Document page image records
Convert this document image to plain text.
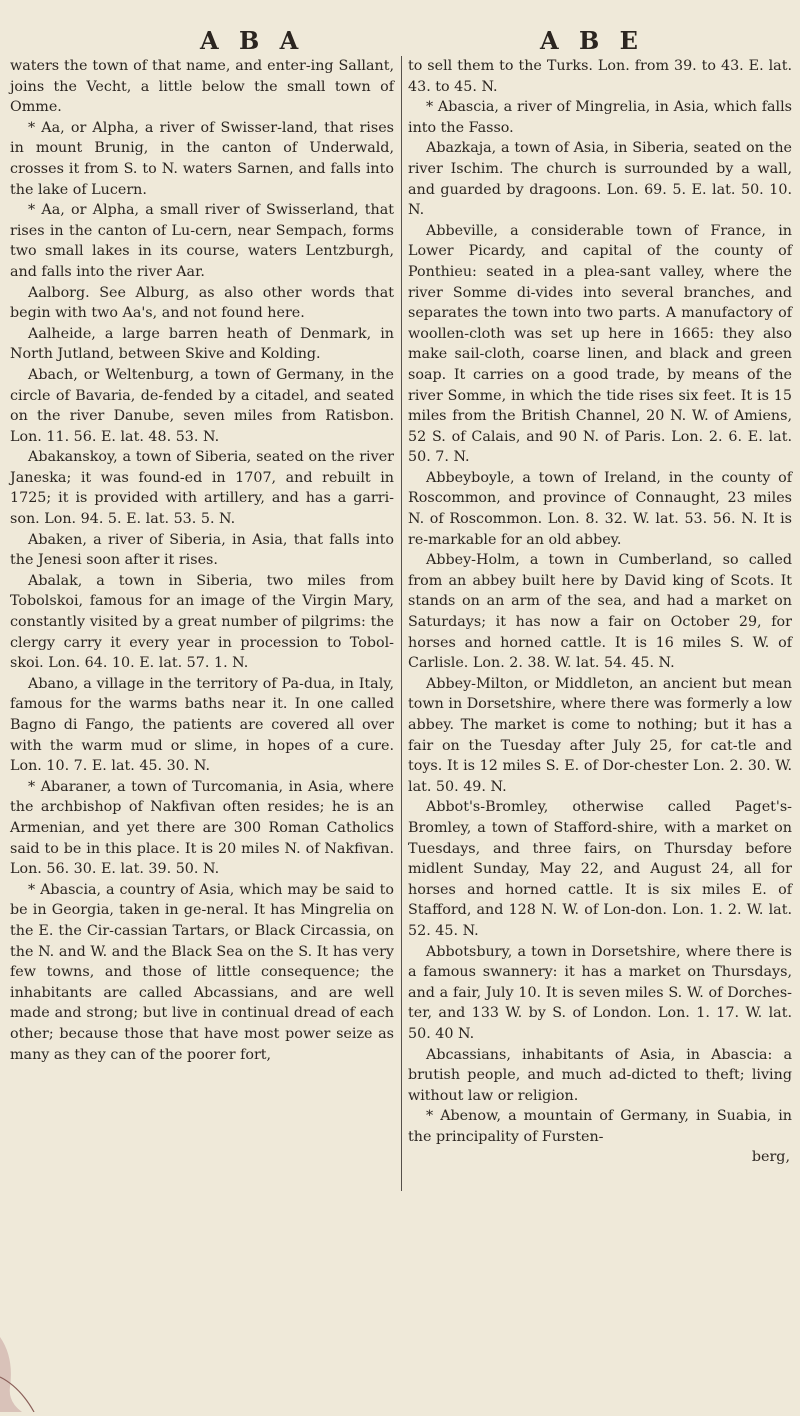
A B A	A B E

waters the town of that name, and enter-ing Sallant, joins the Vecht, a little below the small town of Omme.

* Aa, or Alpha, a river of Swisser-land, that rises in mount Brunig, in the canton of Underwald, crosses it from S. to N. waters Sarnen, and falls into the lake of Lucern.

* Aa, or Alpha, a small river of Swisserland, that rises in the canton of Lu-cern, near Sempach, forms two small lakes in its course, waters Lentzburgh, and falls into the river Aar.

Aalborg. See Alburg, as also other words that begin with two Aa's, and not found here.

Aalheide, a large barren heath of Denmark, in North Jutland, between Skive and Kolding.

Abach, or Weltenburg, a town of Germany, in the circle of Bavaria, de-fended by a citadel, and seated on the river Danube, seven miles from Ratisbon. Lon. 11. 56. E. lat. 48. 53. N.

Abakanskoy, a town of Siberia, seated on the river Janeska; it was found-ed in 1707, and rebuilt in 1725; it is provided with artillery, and has a garri-son. Lon. 94. 5. E. lat. 53. 5. N.

Abaken, a river of Siberia, in Asia, that falls into the Jenesi soon after it rises.

Abalak, a town in Siberia, two miles from Tobolskoi, famous for an image of the Virgin Mary, constantly visited by a great number of pilgrims: the clergy carry it every year in procession to Tobol-skoi. Lon. 64. 10. E. lat. 57. 1. N.

Abano, a village in the territory of Pa-dua, in Italy, famous for the warms baths near it. In one called Bagno di Fango, the patients are covered all over with the warm mud or slime, in hopes of a cure. Lon. 10. 7. E. lat. 45. 30. N.

* Abaraner, a town of Turcomania, in Asia, where the archbishop of Nakfivan often resides; he is an Armenian, and yet there are 300 Roman Catholics said to be in this place. It is 20 miles N. of Nakfivan. Lon. 56. 30. E. lat. 39. 50. N.

* Abascia, a country of Asia, which may be said to be in Georgia, taken in ge-neral. It has Mingrelia on the E. the Cir-cassian Tartars, or Black Circassia, on the N. and W. and the Black Sea on the S. It has very few towns, and those of little consequence; the inhabitants are called Abcassians, and are well made and strong; but live in continual dread of each other; because those that have most power seize as many as they can of the poorer fort,

to sell them to the Turks. Lon. from 39. to 43. E. lat. 43. to 45. N.

* Abascia, a river of Mingrelia, in Asia, which falls into the Fasso.

Abazkaja, a town of Asia, in Siberia, seated on the river Ischim. The church is surrounded by a wall, and guarded by dragoons. Lon. 69. 5. E. lat. 50. 10. N.

Abbeville, a considerable town of France, in Lower Picardy, and capital of the county of Ponthieu: seated in a plea-sant valley, where the river Somme di-vides into several branches, and separates the town into two parts. A manufactory of woollen-cloth was set up here in 1665: they also make sail-cloth, coarse linen, and black and green soap. It carries on a good trade, by means of the river Somme, in which the tide rises six feet. It is 15 miles from the British Channel, 20 N. W. of Amiens, 52 S. of Calais, and 90 N. of Paris. Lon. 2. 6. E. lat. 50. 7. N.

Abbeyboyle, a town of Ireland, in the county of Roscommon, and province of Connaught, 23 miles N. of Roscommon. Lon. 8. 32. W. lat. 53. 56. N. It is re-markable for an old abbey.

Abbey-Holm, a town in Cumberland, so called from an abbey built here by David king of Scots. It stands on an arm of the sea, and had a market on Saturdays; it has now a fair on October 29, for horses and horned cattle. It is 16 miles S. W. of Carlisle. Lon. 2. 38. W. lat. 54. 45. N.

Abbey-Milton, or Middleton, an ancient but mean town in Dorsetshire, where there was formerly a low abbey. The market is come to nothing; but it has a fair on the Tuesday after July 25, for cat-tle and toys. It is 12 miles S. E. of Dor-chester Lon. 2. 30. W. lat. 50. 49. N.

Abbot's-Bromley, otherwise called Paget's-Bromley, a town of Stafford-shire, with a market on Tuesdays, and three fairs, on Thursday before midlent Sunday, May 22, and August 24, all for horses and horned cattle. It is six miles E. of Stafford, and 128 N. W. of Lon-don. Lon. 1. 2. W. lat. 52. 45. N.

Abbotsbury, a town in Dorsetshire, where there is a famous swannery: it has a market on Thursdays, and a fair, July 10. It is seven miles S. W. of Dorches-ter, and 133 W. by S. of London. Lon. 1. 17. W. lat. 50. 40 N.

Abcassians, inhabitants of Asia, in Abascia: a brutish people, and much ad-dicted to theft; living without law or religion.

* Abenow, a mountain of Germany, in Suabia, in the principality of Fursten-

berg,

EXERCISE OBJECTIVE:
Could you report how many lines of the entries include the word "cattle"? Only the number is needed.

TASK OUTPUT:
2